[Entradas de anotação espacial]
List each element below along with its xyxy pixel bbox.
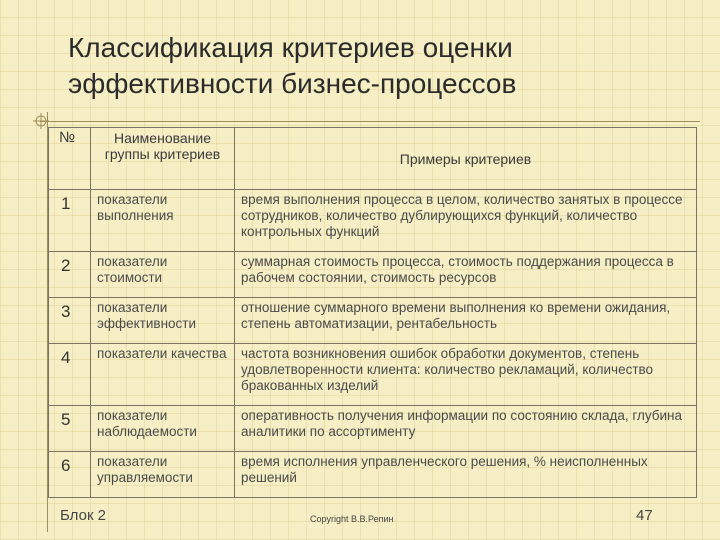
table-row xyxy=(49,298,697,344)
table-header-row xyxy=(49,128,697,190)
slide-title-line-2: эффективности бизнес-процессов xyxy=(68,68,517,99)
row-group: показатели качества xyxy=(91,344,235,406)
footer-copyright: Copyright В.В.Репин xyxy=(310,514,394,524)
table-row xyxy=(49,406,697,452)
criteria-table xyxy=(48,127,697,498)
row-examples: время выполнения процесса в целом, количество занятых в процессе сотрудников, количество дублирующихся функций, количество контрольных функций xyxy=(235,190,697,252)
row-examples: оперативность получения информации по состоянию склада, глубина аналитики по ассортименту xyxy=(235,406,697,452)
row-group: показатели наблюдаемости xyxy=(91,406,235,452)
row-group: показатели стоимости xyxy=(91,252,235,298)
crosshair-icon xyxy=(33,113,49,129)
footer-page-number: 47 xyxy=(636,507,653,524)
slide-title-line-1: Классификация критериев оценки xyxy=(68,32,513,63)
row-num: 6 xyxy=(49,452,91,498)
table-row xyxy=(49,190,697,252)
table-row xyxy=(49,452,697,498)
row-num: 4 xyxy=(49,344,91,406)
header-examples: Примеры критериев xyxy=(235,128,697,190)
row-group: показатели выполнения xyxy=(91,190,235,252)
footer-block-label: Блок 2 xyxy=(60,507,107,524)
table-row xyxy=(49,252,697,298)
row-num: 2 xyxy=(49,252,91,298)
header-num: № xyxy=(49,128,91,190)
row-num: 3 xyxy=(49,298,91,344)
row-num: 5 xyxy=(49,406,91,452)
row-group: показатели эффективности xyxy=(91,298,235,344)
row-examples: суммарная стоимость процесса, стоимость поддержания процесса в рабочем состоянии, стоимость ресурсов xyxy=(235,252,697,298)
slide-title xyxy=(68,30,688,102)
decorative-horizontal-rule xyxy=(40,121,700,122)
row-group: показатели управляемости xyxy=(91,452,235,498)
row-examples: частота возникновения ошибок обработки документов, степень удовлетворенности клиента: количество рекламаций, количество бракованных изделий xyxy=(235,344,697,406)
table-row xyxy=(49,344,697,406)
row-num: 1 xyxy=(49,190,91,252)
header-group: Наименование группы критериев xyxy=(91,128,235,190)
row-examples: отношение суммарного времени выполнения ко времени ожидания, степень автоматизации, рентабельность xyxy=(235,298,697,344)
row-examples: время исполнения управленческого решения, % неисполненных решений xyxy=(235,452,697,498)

## OBJETIVO
Reproduza fielmente todas as linhas acima, deixando as imagens de fora da resposta.

## RESPOSTA
List each element below along with its xyxy pixel bbox.
table-row xyxy=(49,298,697,344)
table-header-row xyxy=(49,128,697,190)
slide-title-line-2: эффективности бизнес-процессов xyxy=(68,68,517,99)
row-group: показатели качества xyxy=(91,344,235,406)
footer-copyright: Copyright В.В.Репин xyxy=(310,514,394,524)
table-row xyxy=(49,406,697,452)
criteria-table xyxy=(48,127,697,498)
row-examples: время выполнения процесса в целом, количество занятых в процессе сотрудников, количество дублирующихся функций, количество контрольных функций xyxy=(235,190,697,252)
row-examples: оперативность получения информации по состоянию склада, глубина аналитики по ассортименту xyxy=(235,406,697,452)
row-group: показатели наблюдаемости xyxy=(91,406,235,452)
row-group: показатели стоимости xyxy=(91,252,235,298)
crosshair-icon xyxy=(33,113,49,129)
footer-page-number: 47 xyxy=(636,507,653,524)
slide-title-line-1: Классификация критериев оценки xyxy=(68,32,513,63)
row-num: 6 xyxy=(49,452,91,498)
table-row xyxy=(49,190,697,252)
table-row xyxy=(49,452,697,498)
row-num: 4 xyxy=(49,344,91,406)
header-examples: Примеры критериев xyxy=(235,128,697,190)
row-group: показатели выполнения xyxy=(91,190,235,252)
footer-block-label: Блок 2 xyxy=(60,507,107,524)
table-row xyxy=(49,252,697,298)
row-num: 2 xyxy=(49,252,91,298)
header-num: № xyxy=(49,128,91,190)
row-num: 3 xyxy=(49,298,91,344)
row-num: 5 xyxy=(49,406,91,452)
row-group: показатели эффективности xyxy=(91,298,235,344)
row-examples: суммарная стоимость процесса, стоимость поддержания процесса в рабочем состоянии, стоимость ресурсов xyxy=(235,252,697,298)
slide-title xyxy=(68,30,688,102)
decorative-horizontal-rule xyxy=(40,121,700,122)
row-group: показатели управляемости xyxy=(91,452,235,498)
row-examples: частота возникновения ошибок обработки документов, степень удовлетворенности клиента: количество рекламаций, количество бракованных изделий xyxy=(235,344,697,406)
table-row xyxy=(49,344,697,406)
row-num: 1 xyxy=(49,190,91,252)
header-group: Наименование группы критериев xyxy=(91,128,235,190)
row-examples: отношение суммарного времени выполнения ко времени ожидания, степень автоматизации, рентабельность xyxy=(235,298,697,344)
row-examples: время исполнения управленческого решения, % неисполненных решений xyxy=(235,452,697,498)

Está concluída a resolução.